Records from a collection of figures ->
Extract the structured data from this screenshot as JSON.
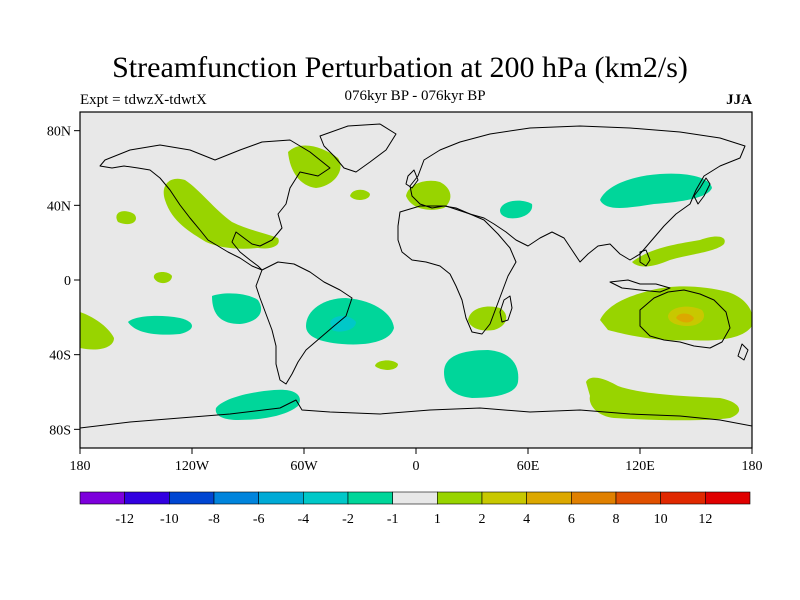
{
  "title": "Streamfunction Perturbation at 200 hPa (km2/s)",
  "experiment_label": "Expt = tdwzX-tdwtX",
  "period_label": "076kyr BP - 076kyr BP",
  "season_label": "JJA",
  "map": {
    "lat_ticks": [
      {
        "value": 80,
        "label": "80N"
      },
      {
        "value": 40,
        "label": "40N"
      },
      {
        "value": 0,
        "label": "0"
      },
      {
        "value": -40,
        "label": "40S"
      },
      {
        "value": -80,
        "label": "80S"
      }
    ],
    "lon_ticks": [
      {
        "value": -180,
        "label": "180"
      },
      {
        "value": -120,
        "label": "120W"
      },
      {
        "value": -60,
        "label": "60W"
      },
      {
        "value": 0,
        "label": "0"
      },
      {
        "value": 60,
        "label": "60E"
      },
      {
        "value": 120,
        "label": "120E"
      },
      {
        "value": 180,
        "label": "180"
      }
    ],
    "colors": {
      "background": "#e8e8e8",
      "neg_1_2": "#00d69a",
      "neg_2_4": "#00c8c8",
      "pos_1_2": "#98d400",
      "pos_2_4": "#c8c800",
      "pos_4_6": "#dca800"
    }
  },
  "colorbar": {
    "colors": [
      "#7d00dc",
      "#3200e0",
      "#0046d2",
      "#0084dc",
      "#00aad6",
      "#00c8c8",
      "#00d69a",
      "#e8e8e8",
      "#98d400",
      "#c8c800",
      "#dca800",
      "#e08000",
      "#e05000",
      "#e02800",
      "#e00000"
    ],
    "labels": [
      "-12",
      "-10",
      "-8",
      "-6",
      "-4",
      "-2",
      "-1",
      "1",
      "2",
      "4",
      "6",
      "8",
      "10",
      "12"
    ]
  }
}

--

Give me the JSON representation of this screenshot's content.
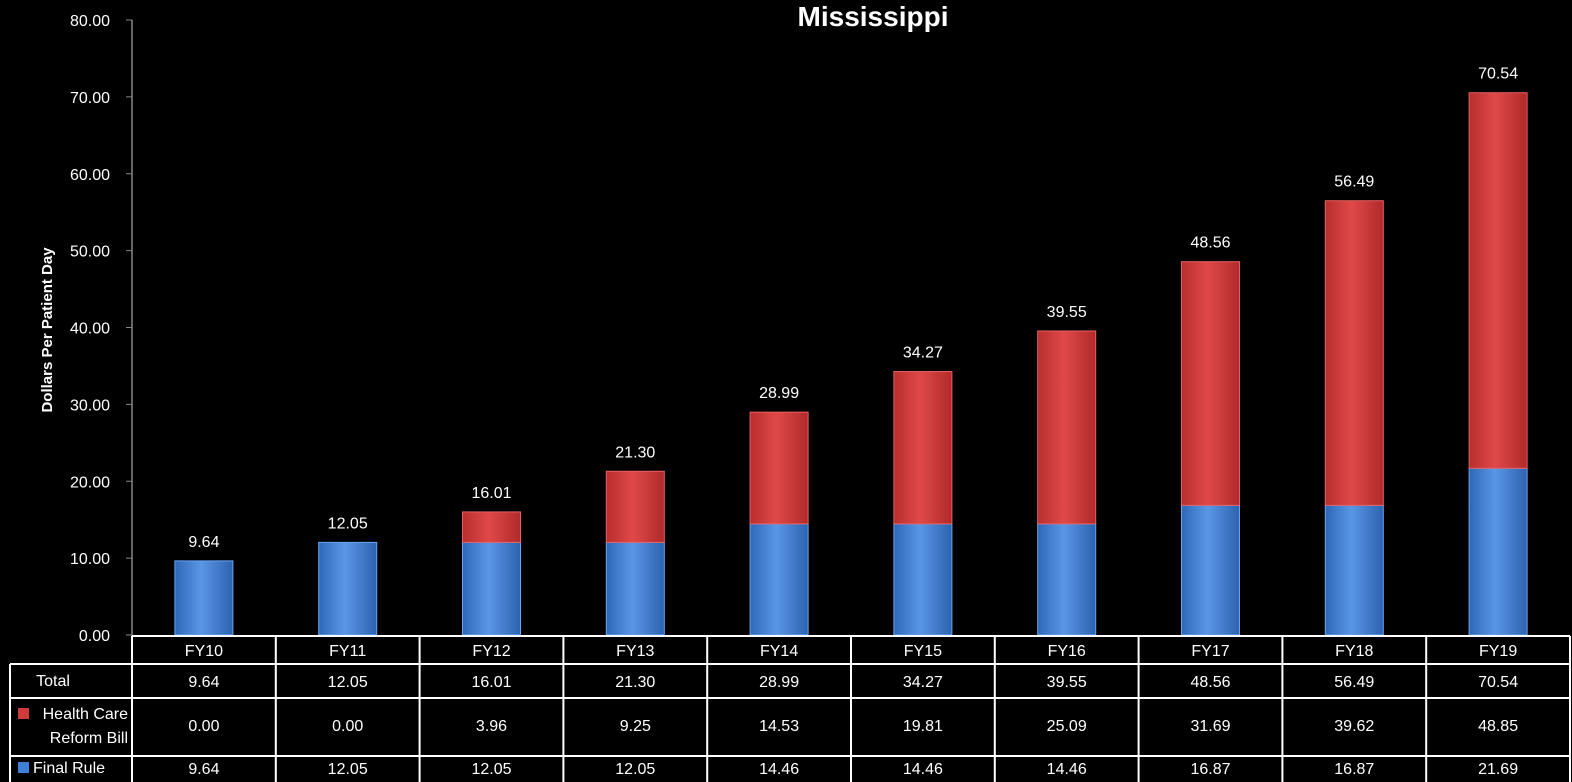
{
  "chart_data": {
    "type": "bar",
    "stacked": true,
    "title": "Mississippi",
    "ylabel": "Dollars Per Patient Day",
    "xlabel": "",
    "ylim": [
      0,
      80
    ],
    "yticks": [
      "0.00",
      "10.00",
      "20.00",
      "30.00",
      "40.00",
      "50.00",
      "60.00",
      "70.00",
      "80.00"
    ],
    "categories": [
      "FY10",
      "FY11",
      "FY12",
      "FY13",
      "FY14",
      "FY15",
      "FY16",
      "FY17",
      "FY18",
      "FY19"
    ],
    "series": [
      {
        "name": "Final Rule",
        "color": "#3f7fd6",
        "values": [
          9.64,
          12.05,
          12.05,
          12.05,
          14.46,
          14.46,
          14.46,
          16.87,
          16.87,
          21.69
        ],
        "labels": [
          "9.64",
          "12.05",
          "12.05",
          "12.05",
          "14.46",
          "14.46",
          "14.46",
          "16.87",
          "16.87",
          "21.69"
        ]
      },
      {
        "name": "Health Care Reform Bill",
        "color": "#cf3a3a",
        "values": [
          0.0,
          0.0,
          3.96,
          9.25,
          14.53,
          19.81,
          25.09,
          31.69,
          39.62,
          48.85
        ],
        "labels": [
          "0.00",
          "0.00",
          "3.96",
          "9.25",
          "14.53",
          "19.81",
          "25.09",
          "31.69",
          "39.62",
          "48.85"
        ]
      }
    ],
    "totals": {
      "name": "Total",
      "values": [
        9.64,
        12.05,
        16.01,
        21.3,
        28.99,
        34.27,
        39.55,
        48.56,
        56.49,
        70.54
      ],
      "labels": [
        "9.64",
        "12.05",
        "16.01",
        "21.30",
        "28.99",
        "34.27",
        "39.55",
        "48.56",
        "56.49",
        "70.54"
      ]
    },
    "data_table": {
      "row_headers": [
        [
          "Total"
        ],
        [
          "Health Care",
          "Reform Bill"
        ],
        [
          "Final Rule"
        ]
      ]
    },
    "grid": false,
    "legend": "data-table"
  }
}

Written instruction ->
Scan the records for the string "Health". Copy each line in which it appears.

Expected output ->
        "name": "Health Care Reform Bill",
          "Health Care",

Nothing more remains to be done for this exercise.